**WHAT TO WORK ON:**
Set down each of the records below verbatim, keeping every line in its original order.

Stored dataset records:
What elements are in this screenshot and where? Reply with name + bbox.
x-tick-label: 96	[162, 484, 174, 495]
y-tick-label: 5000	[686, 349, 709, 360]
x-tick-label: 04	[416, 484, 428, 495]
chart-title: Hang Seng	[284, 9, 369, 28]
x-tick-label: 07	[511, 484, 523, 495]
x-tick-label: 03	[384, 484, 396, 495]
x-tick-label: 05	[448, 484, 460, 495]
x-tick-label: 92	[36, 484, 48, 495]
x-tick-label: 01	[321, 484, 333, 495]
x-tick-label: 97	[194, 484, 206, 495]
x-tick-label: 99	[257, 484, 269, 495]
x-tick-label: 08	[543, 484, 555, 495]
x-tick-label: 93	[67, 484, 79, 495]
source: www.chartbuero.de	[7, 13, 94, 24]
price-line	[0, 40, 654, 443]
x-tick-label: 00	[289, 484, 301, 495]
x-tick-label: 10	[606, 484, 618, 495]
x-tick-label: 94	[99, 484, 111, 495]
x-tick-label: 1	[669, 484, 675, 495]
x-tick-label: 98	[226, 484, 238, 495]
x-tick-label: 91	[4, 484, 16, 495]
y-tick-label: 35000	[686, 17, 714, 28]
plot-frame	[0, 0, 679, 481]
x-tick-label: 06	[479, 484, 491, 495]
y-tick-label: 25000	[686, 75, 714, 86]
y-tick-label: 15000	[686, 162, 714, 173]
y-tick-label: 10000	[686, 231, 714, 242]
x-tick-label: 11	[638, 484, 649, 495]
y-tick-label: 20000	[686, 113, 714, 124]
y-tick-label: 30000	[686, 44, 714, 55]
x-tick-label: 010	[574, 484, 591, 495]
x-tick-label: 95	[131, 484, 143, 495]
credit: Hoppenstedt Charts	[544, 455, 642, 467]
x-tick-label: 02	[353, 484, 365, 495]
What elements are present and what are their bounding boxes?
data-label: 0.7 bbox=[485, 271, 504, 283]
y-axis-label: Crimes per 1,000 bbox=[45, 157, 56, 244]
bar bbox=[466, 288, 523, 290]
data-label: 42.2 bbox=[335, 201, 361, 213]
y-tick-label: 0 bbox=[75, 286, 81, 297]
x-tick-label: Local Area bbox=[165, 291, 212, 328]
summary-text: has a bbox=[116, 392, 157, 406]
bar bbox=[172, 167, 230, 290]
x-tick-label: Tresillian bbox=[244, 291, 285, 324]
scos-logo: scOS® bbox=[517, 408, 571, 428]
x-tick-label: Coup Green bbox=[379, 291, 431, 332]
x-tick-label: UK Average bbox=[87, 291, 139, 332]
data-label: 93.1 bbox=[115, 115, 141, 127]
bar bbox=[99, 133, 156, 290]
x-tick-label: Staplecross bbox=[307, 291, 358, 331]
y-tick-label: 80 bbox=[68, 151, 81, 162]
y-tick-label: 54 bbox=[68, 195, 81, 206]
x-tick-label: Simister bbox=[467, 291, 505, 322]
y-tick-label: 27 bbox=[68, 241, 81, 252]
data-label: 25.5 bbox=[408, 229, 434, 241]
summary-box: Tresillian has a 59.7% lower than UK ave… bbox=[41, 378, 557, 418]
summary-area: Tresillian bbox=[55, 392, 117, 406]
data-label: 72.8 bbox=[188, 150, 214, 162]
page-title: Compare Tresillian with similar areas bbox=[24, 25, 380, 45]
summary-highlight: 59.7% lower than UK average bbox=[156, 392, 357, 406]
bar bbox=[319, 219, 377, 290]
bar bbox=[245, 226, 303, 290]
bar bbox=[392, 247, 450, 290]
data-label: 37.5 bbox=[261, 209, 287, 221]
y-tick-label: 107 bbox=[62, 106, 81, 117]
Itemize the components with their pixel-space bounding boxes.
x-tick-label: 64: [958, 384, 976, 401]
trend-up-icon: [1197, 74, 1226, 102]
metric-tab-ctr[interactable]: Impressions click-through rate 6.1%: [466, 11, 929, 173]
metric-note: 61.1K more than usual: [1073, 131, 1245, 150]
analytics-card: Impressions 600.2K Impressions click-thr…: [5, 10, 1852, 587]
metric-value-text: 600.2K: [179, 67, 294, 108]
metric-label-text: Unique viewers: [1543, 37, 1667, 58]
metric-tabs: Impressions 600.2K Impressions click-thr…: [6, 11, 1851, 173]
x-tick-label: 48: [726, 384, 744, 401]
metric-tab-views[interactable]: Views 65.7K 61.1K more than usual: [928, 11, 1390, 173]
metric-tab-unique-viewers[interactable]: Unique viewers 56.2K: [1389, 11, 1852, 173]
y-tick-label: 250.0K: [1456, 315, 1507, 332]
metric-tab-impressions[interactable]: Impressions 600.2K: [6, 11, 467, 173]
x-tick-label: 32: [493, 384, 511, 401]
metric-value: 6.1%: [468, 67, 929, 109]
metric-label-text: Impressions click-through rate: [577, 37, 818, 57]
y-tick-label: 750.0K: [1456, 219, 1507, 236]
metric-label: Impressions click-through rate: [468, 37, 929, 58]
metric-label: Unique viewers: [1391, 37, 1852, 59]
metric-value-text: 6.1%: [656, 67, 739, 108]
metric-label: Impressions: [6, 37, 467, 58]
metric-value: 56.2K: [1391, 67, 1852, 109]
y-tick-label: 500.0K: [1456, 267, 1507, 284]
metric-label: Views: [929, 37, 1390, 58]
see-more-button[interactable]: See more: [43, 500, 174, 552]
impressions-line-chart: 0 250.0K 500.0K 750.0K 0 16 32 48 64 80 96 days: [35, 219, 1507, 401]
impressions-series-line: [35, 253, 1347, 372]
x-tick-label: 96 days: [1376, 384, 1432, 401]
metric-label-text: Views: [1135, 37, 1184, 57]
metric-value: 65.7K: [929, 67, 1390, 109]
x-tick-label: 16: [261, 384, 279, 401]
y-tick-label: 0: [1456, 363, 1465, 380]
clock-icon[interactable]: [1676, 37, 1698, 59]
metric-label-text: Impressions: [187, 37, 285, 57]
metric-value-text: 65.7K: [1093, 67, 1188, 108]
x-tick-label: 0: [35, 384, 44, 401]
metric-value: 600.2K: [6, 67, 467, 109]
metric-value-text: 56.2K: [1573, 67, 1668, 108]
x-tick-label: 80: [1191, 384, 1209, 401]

**SOLUTION FOR THIS PROBLEM:**
What elements are in this screenshot and where? Reply with name + bbox.
x-tick-label: 96	[162, 484, 174, 495]
y-tick-label: 5000	[686, 349, 709, 360]
x-tick-label: 04	[416, 484, 428, 495]
chart-title: Hang Seng	[284, 9, 369, 28]
x-tick-label: 07	[511, 484, 523, 495]
x-tick-label: 03	[384, 484, 396, 495]
x-tick-label: 05	[448, 484, 460, 495]
x-tick-label: 92	[36, 484, 48, 495]
x-tick-label: 01	[321, 484, 333, 495]
x-tick-label: 97	[194, 484, 206, 495]
x-tick-label: 99	[257, 484, 269, 495]
x-tick-label: 08	[543, 484, 555, 495]
x-tick-label: 93	[67, 484, 79, 495]
source: www.chartbuero.de	[7, 13, 94, 24]
price-line	[0, 40, 654, 443]
x-tick-label: 00	[289, 484, 301, 495]
x-tick-label: 10	[606, 484, 618, 495]
x-tick-label: 94	[99, 484, 111, 495]
x-tick-label: 1	[669, 484, 675, 495]
x-tick-label: 98	[226, 484, 238, 495]
x-tick-label: 91	[4, 484, 16, 495]
y-tick-label: 35000	[686, 17, 714, 28]
plot-frame	[0, 0, 679, 481]
x-tick-label: 06	[479, 484, 491, 495]
y-tick-label: 25000	[686, 75, 714, 86]
y-tick-label: 15000	[686, 162, 714, 173]
y-tick-label: 10000	[686, 231, 714, 242]
x-tick-label: 11	[638, 484, 649, 495]
y-tick-label: 20000	[686, 113, 714, 124]
y-tick-label: 30000	[686, 44, 714, 55]
x-tick-label: 010	[574, 484, 591, 495]
x-tick-label: 95	[131, 484, 143, 495]
credit: Hoppenstedt Charts	[544, 455, 642, 467]
x-tick-label: 02	[353, 484, 365, 495]
What elements are present and what are their bounding boxes?
data-label: 0.7 bbox=[485, 271, 504, 283]
y-axis-label: Crimes per 1,000 bbox=[45, 157, 56, 244]
bar bbox=[466, 288, 523, 290]
data-label: 42.2 bbox=[335, 201, 361, 213]
y-tick-label: 0 bbox=[75, 286, 81, 297]
x-tick-label: Local Area bbox=[165, 291, 212, 328]
summary-text: has a bbox=[116, 392, 157, 406]
bar bbox=[172, 167, 230, 290]
x-tick-label: Tresillian bbox=[244, 291, 285, 324]
scos-logo: scOS® bbox=[517, 408, 571, 428]
x-tick-label: Coup Green bbox=[379, 291, 431, 332]
x-tick-label: UK Average bbox=[87, 291, 139, 332]
data-label: 93.1 bbox=[115, 115, 141, 127]
bar bbox=[99, 133, 156, 290]
x-tick-label: Staplecross bbox=[307, 291, 358, 331]
y-tick-label: 80 bbox=[68, 151, 81, 162]
y-tick-label: 54 bbox=[68, 195, 81, 206]
x-tick-label: Simister bbox=[467, 291, 505, 322]
y-tick-label: 27 bbox=[68, 241, 81, 252]
data-label: 25.5 bbox=[408, 229, 434, 241]
summary-box: Tresillian has a 59.7% lower than UK ave… bbox=[41, 378, 557, 418]
summary-area: Tresillian bbox=[55, 392, 117, 406]
data-label: 72.8 bbox=[188, 150, 214, 162]
page-title: Compare Tresillian with similar areas bbox=[24, 25, 380, 45]
summary-highlight: 59.7% lower than UK average bbox=[156, 392, 357, 406]
bar bbox=[319, 219, 377, 290]
bar bbox=[245, 226, 303, 290]
bar bbox=[392, 247, 450, 290]
data-label: 37.5 bbox=[261, 209, 287, 221]
y-tick-label: 107 bbox=[62, 106, 81, 117]
Itemize the components with their pixel-space bounding boxes.
x-tick-label: 64: [958, 384, 976, 401]
trend-up-icon: [1197, 74, 1226, 102]
metric-tab-ctr[interactable]: Impressions click-through rate 6.1%: [466, 11, 929, 173]
metric-note: 61.1K more than usual: [1073, 131, 1245, 150]
analytics-card: Impressions 600.2K Impressions click-thr…: [5, 10, 1852, 587]
metric-value-text: 600.2K: [179, 67, 294, 108]
metric-label-text: Unique viewers: [1543, 37, 1667, 58]
metric-tabs: Impressions 600.2K Impressions click-thr…: [6, 11, 1851, 173]
x-tick-label: 48: [726, 384, 744, 401]
metric-tab-views[interactable]: Views 65.7K 61.1K more than usual: [928, 11, 1390, 173]
metric-tab-unique-viewers[interactable]: Unique viewers 56.2K: [1389, 11, 1852, 173]
y-tick-label: 250.0K: [1456, 315, 1507, 332]
metric-tab-impressions[interactable]: Impressions 600.2K: [6, 11, 467, 173]
x-tick-label: 32: [493, 384, 511, 401]
metric-value: 6.1%: [468, 67, 929, 109]
metric-label-text: Impressions click-through rate: [577, 37, 818, 57]
y-tick-label: 750.0K: [1456, 219, 1507, 236]
metric-label: Impressions click-through rate: [468, 37, 929, 58]
metric-label: Unique viewers: [1391, 37, 1852, 59]
metric-value-text: 6.1%: [656, 67, 739, 108]
metric-label: Impressions: [6, 37, 467, 58]
metric-value: 56.2K: [1391, 67, 1852, 109]
y-tick-label: 500.0K: [1456, 267, 1507, 284]
metric-label: Views: [929, 37, 1390, 58]
see-more-button[interactable]: See more: [43, 500, 174, 552]
impressions-line-chart: 0 250.0K 500.0K 750.0K 0 16 32 48 64 80 96 days: [35, 219, 1507, 401]
impressions-series-line: [35, 253, 1347, 372]
x-tick-label: 96 days: [1376, 384, 1432, 401]
metric-label-text: Views: [1135, 37, 1184, 57]
metric-value: 65.7K: [929, 67, 1390, 109]
x-tick-label: 16: [261, 384, 279, 401]
y-tick-label: 0: [1456, 363, 1465, 380]
clock-icon[interactable]: [1676, 37, 1698, 59]
metric-label-text: Impressions: [187, 37, 285, 57]
metric-value-text: 65.7K: [1093, 67, 1188, 108]
x-tick-label: 0: [35, 384, 44, 401]
metric-value: 600.2K: [6, 67, 467, 109]
metric-value-text: 56.2K: [1573, 67, 1668, 108]
x-tick-label: 80: [1191, 384, 1209, 401]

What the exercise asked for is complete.